**Task requirements:** Search the records below for the word "语言文字应用". Pull out each line that has it.

**Data entries:**
▬▬▬

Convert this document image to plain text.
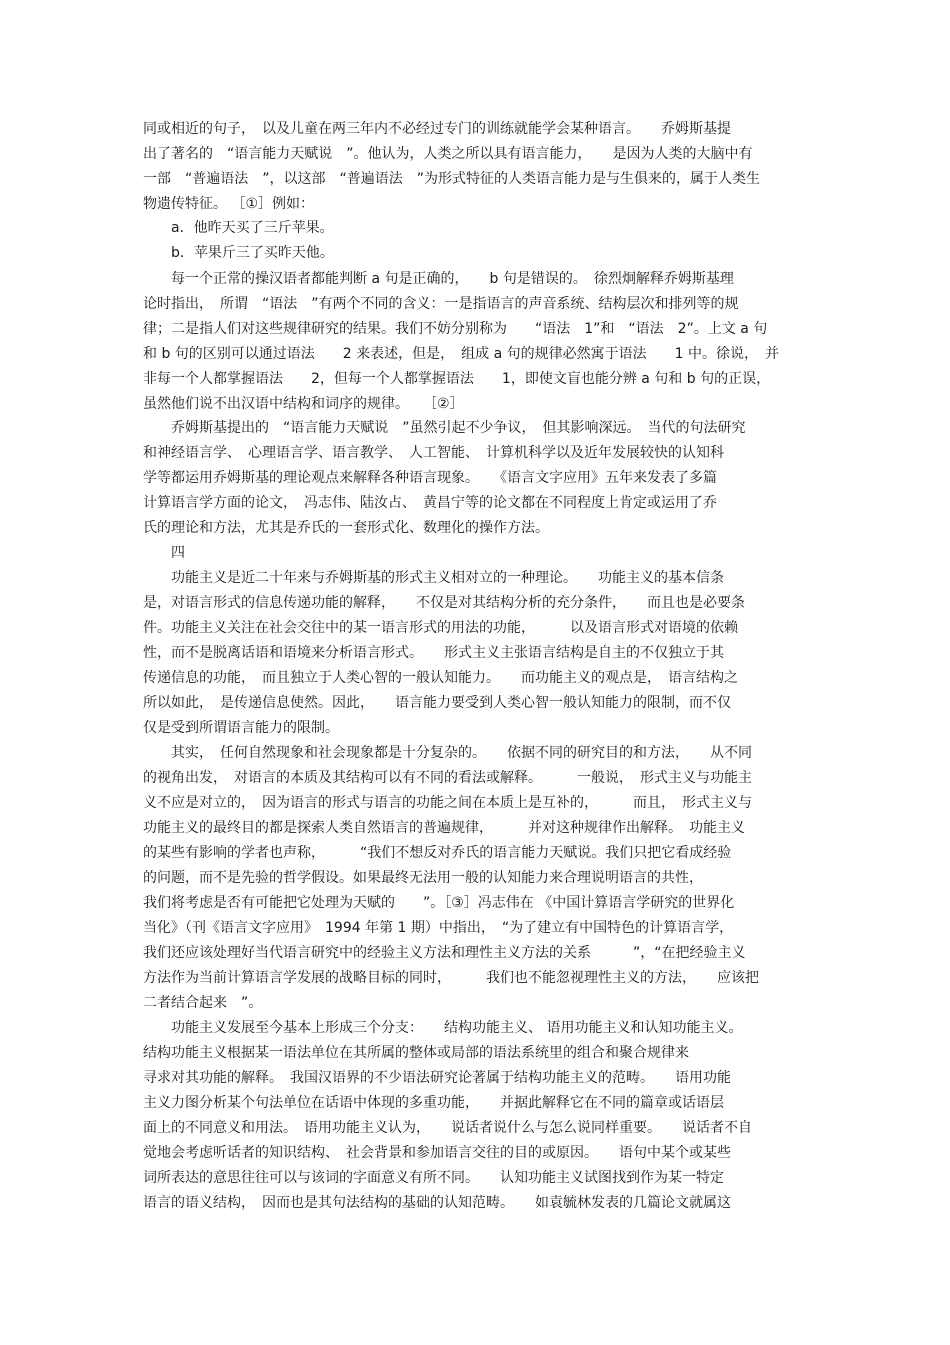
同或相近的句子，　以及儿童在两三年内不必经过专门的训练就能学会某种语言。　　乔姆斯基提

出了著名的　“语言能力天赋说　”。他认为，人类之所以具有语言能力，　　是因为人类的大脑中有

一部　“普遍语法　”，以这部　“普遍语法　”为形式特征的人类语言能力是与生俱来的，属于人类生

物遗传特征。 ［①］例如：

　　a．他昨天买了三斤苹果。

　　b．苹果斤三了买昨天他。

　　每一个正常的操汉语者都能判断 a 句是正确的，　　b 句是错误的。　徐烈炯解释乔姆斯基理

论时指出，　所谓　“语法　”有两个不同的含义：一是指语言的声音系统、结构层次和排列等的规

律；二是指人们对这些规律研究的结果。我们不妨分别称为　　“语法　1”和　“语法　2”。上文 a 句

和 b 句的区别可以通过语法　　2 来表述，但是，　组成 a 句的规律必然寓于语法　　1 中。徐说，　并

非每一个人都掌握语法　　2，但每一个人都掌握语法　　1，即使文盲也能分辨 a 句和 b 句的正误，

虽然他们说不出汉语中结构和词序的规律。　　［②］

　　乔姆斯基提出的　“语言能力天赋说　”虽然引起不少争议，　但其影响深远。　当代的句法研究

和神经语言学、　心理语言学、语言教学、　人工智能、　计算机科学以及近年发展较快的认知科

学等都运用乔姆斯基的理论观点来解释各种语言现象。　　《语言文字应用》五年来发表了多篇

计算语言学方面的论文，　冯志伟、陆汝占、　黄昌宁等的论文都在不同程度上肯定或运用了乔

氏的理论和方法，尤其是乔氏的一套形式化、数理化的操作方法。

　　四

　　功能主义是近二十年来与乔姆斯基的形式主义相对立的一种理论。　　功能主义的基本信条

是，对语言形式的信息传递功能的解释，　　不仅是对其结构分析的充分条件，　　而且也是必要条

件。功能主义关注在社会交往中的某一语言形式的用法的功能，　　　以及语言形式对语境的依赖

性，而不是脱离话语和语境来分析语言形式。　　形式主义主张语言结构是自主的不仅独立于其

传递信息的功能，　而且独立于人类心智的一般认知能力。　　而功能主义的观点是，　语言结构之

所以如此，　是传递信息使然。因此，　　语言能力要受到人类心智一般认知能力的限制，而不仅

仅是受到所谓语言能力的限制。

　　其实，　任何自然现象和社会现象都是十分复杂的。　　依据不同的研究目的和方法，　　从不同

的视角出发，　对语言的本质及其结构可以有不同的看法或解释。　　　一般说，　形式主义与功能主

义不应是对立的，　因为语言的形式与语言的功能之间在本质上是互补的，　　　而且，　形式主义与

功能主义的最终目的都是探索人类自然语言的普遍规律，　　　并对这种规律作出解释。　功能主义

的某些有影响的学者也声称，　　　“我们不想反对乔氏的语言能力天赋说。我们只把它看成经验

的问题，而不是先验的哲学假设。如果最终无法用一般的认知能力来合理说明语言的共性，

我们将考虑是否有可能把它处理为天赋的　　”。［③］冯志伟在 《中国计算语言学研究的世界化

当化》（刊《语言文字应用》　1994 年第 1 期）中指出，　“为了建立有中国特色的计算语言学，

我们还应该处理好当代语言研究中的经验主义方法和理性主义方法的关系　　　”，“在把经验主义

方法作为当前计算语言学发展的战略目标的同时，　　　我们也不能忽视理性主义的方法，　　应该把

二者结合起来　”。

　　功能主义发展至今基本上形成三个分支：　　结构功能主义、 语用功能主义和认知功能主义。

结构功能主义根据某一语法单位在其所属的整体或局部的语法系统里的组合和聚合规律来

寻求对其功能的解释。　我国汉语界的不少语法研究论著属于结构功能主义的范畴。　　语用功能

主义力图分析某个句法单位在话语中体现的多重功能，　　并据此解释它在不同的篇章或话语层

面上的不同意义和用法。　语用功能主义认为，　　说话者说什么与怎么说同样重要。　　说话者不自

觉地会考虑听话者的知识结构、　社会背景和参加语言交往的目的或原因。　　语句中某个或某些

词所表达的意思往往可以与该词的字面意义有所不同。　　认知功能主义试图找到作为某一特定

语言的语义结构，　因而也是其句法结构的基础的认知范畴。　　如袁毓林发表的几篇论文就属这
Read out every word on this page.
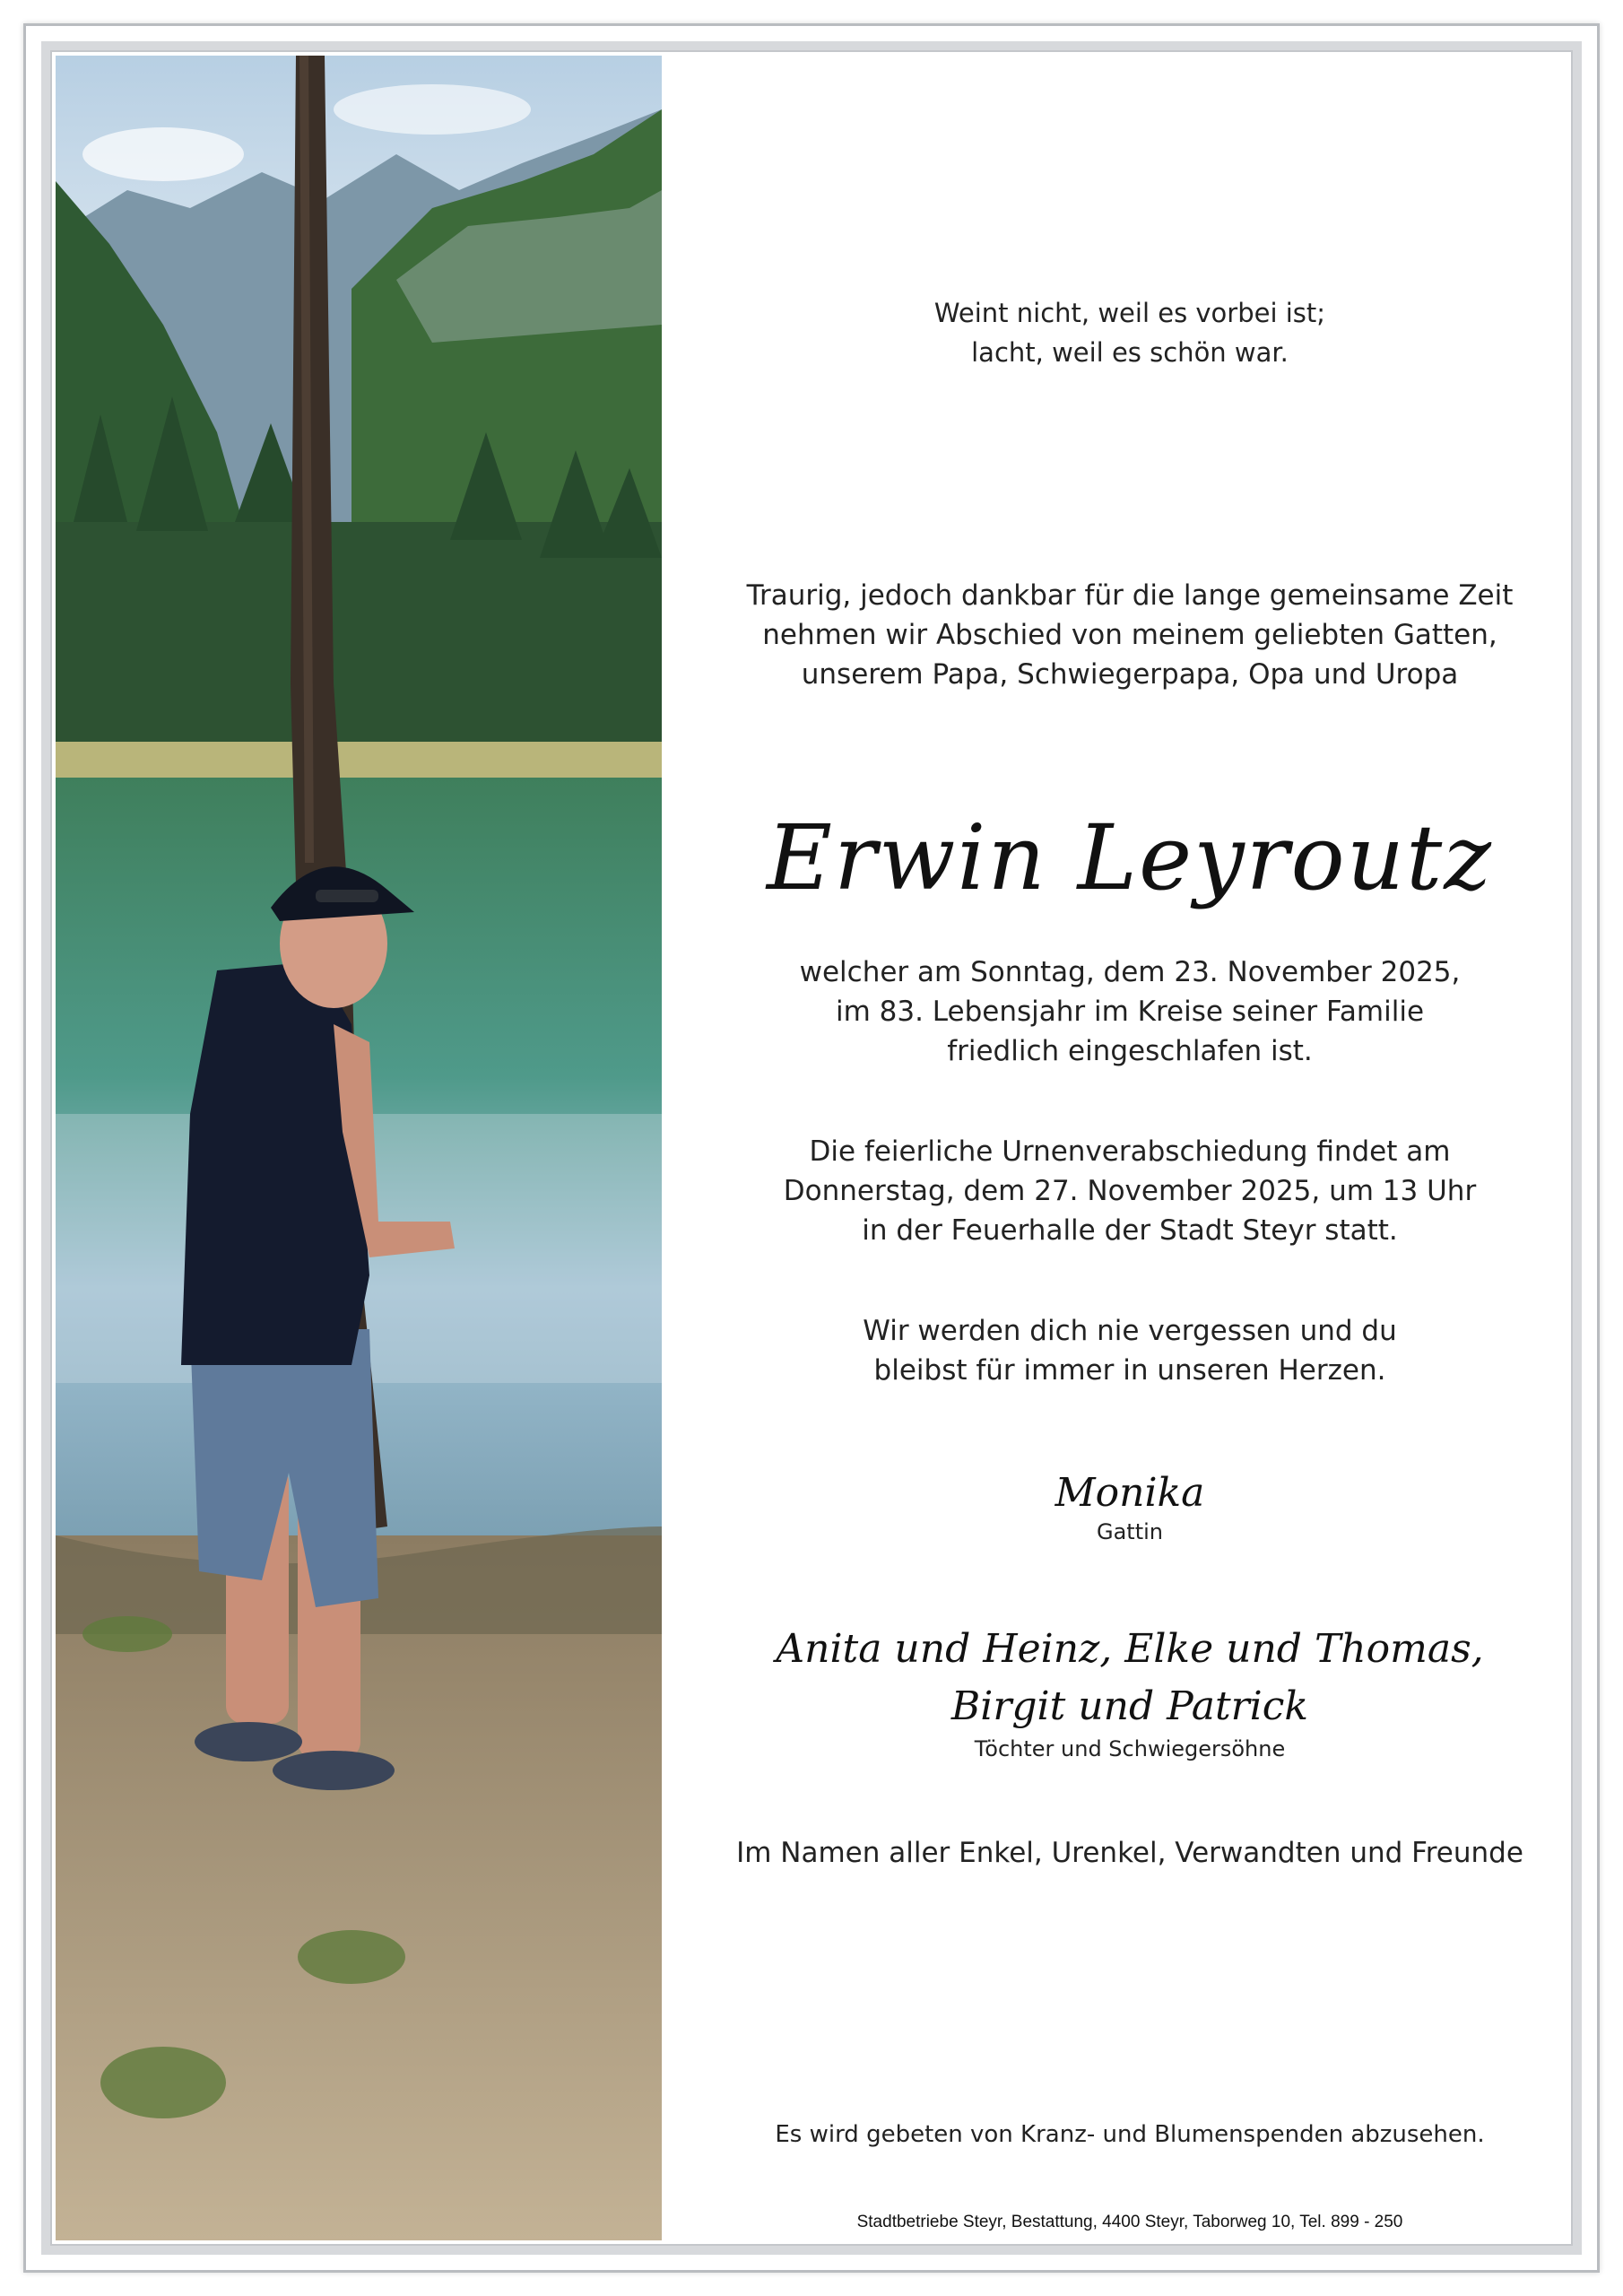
Weint nicht, weil es vorbei ist;
lacht, weil es schön war.
Traurig, jedoch dankbar für die lange gemeinsame Zeit
nehmen wir Abschied von meinem geliebten Gatten,
unserem Papa, Schwiegerpapa, Opa und Uropa
Erwin Leyroutz
welcher am Sonntag, dem 23. November 2025,
im 83. Lebensjahr im Kreise seiner Familie
friedlich eingeschlafen ist.
Die feierliche Urnenverabschiedung findet am
Donnerstag, dem 27. November 2025, um 13 Uhr
in der Feuerhalle der Stadt Steyr statt.
Wir werden dich nie vergessen und du
bleibst für immer in unseren Herzen.
Monika
Gattin
Anita und Heinz, Elke und Thomas,
Birgit und Patrick
Töchter und Schwiegersöhne
Im Namen aller Enkel, Urenkel, Verwandten und Freunde
Es wird gebeten von Kranz- und Blumenspenden abzusehen.
Stadtbetriebe Steyr, Bestattung, 4400 Steyr, Taborweg 10, Tel. 899 - 250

▬▬▬

**Full answer:**
学等都运用乔姆斯基的理论观点来解释各种语言现象。　　《语言文字应用》五年来发表了多篇
当化》（刊《语言文字应用》　1994 年第 1 期）中指出，　“为了建立有中国特色的计算语言学，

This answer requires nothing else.